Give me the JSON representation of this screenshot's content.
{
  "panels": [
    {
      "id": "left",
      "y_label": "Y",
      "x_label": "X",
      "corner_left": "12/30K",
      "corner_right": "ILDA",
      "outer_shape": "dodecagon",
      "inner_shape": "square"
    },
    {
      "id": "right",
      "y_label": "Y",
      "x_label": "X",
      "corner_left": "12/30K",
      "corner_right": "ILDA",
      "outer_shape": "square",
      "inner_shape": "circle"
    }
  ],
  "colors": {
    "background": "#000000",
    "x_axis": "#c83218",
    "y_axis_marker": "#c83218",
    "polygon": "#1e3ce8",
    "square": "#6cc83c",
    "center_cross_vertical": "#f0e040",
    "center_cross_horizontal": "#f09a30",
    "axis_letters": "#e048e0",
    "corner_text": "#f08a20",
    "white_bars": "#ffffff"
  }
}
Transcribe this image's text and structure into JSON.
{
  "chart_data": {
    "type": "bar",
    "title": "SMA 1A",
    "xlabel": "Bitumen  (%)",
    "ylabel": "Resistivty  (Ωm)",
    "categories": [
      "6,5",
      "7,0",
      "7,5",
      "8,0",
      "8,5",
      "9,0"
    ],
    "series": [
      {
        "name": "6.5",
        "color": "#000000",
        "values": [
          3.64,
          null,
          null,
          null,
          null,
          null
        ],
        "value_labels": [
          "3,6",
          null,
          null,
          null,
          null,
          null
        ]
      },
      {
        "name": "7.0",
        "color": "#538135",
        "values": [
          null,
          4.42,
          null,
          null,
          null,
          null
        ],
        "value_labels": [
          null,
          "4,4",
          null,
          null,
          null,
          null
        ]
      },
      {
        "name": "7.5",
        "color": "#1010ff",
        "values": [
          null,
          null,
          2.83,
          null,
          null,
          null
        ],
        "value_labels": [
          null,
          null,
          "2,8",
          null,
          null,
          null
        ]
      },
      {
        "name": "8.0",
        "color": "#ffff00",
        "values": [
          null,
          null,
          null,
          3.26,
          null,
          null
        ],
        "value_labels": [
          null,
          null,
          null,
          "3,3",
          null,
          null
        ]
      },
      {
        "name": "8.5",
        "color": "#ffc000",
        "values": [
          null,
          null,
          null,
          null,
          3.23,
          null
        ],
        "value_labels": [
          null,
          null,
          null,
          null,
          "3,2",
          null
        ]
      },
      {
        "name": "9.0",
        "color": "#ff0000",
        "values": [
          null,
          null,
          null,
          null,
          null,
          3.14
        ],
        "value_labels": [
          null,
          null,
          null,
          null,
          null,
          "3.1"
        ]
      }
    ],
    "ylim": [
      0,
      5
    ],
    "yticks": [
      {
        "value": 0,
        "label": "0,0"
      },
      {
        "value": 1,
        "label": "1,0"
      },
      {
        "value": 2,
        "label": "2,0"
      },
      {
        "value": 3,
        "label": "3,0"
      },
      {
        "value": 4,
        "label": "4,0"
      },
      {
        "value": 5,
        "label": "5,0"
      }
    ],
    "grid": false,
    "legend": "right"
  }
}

Required task:
Output the listing above exactly as it appears.

Full output:
Give me the JSON representation of this screenshot's content.
{
  "panels": [
    {
      "id": "left",
      "y_label": "Y",
      "x_label": "X",
      "corner_left": "12/30K",
      "corner_right": "ILDA",
      "outer_shape": "dodecagon",
      "inner_shape": "square"
    },
    {
      "id": "right",
      "y_label": "Y",
      "x_label": "X",
      "corner_left": "12/30K",
      "corner_right": "ILDA",
      "outer_shape": "square",
      "inner_shape": "circle"
    }
  ],
  "colors": {
    "background": "#000000",
    "x_axis": "#c83218",
    "y_axis_marker": "#c83218",
    "polygon": "#1e3ce8",
    "square": "#6cc83c",
    "center_cross_vertical": "#f0e040",
    "center_cross_horizontal": "#f09a30",
    "axis_letters": "#e048e0",
    "corner_text": "#f08a20",
    "white_bars": "#ffffff"
  }
}
Transcribe this image's text and structure into JSON.
{
  "chart_data": {
    "type": "bar",
    "title": "SMA 1A",
    "xlabel": "Bitumen  (%)",
    "ylabel": "Resistivty  (Ωm)",
    "categories": [
      "6,5",
      "7,0",
      "7,5",
      "8,0",
      "8,5",
      "9,0"
    ],
    "series": [
      {
        "name": "6.5",
        "color": "#000000",
        "values": [
          3.64,
          null,
          null,
          null,
          null,
          null
        ],
        "value_labels": [
          "3,6",
          null,
          null,
          null,
          null,
          null
        ]
      },
      {
        "name": "7.0",
        "color": "#538135",
        "values": [
          null,
          4.42,
          null,
          null,
          null,
          null
        ],
        "value_labels": [
          null,
          "4,4",
          null,
          null,
          null,
          null
        ]
      },
      {
        "name": "7.5",
        "color": "#1010ff",
        "values": [
          null,
          null,
          2.83,
          null,
          null,
          null
        ],
        "value_labels": [
          null,
          null,
          "2,8",
          null,
          null,
          null
        ]
      },
      {
        "name": "8.0",
        "color": "#ffff00",
        "values": [
          null,
          null,
          null,
          3.26,
          null,
          null
        ],
        "value_labels": [
          null,
          null,
          null,
          "3,3",
          null,
          null
        ]
      },
      {
        "name": "8.5",
        "color": "#ffc000",
        "values": [
          null,
          null,
          null,
          null,
          3.23,
          null
        ],
        "value_labels": [
          null,
          null,
          null,
          null,
          "3,2",
          null
        ]
      },
      {
        "name": "9.0",
        "color": "#ff0000",
        "values": [
          null,
          null,
          null,
          null,
          null,
          3.14
        ],
        "value_labels": [
          null,
          null,
          null,
          null,
          null,
          "3.1"
        ]
      }
    ],
    "ylim": [
      0,
      5
    ],
    "yticks": [
      {
        "value": 0,
        "label": "0,0"
      },
      {
        "value": 1,
        "label": "1,0"
      },
      {
        "value": 2,
        "label": "2,0"
      },
      {
        "value": 3,
        "label": "3,0"
      },
      {
        "value": 4,
        "label": "4,0"
      },
      {
        "value": 5,
        "label": "5,0"
      }
    ],
    "grid": false,
    "legend": "right"
  }
}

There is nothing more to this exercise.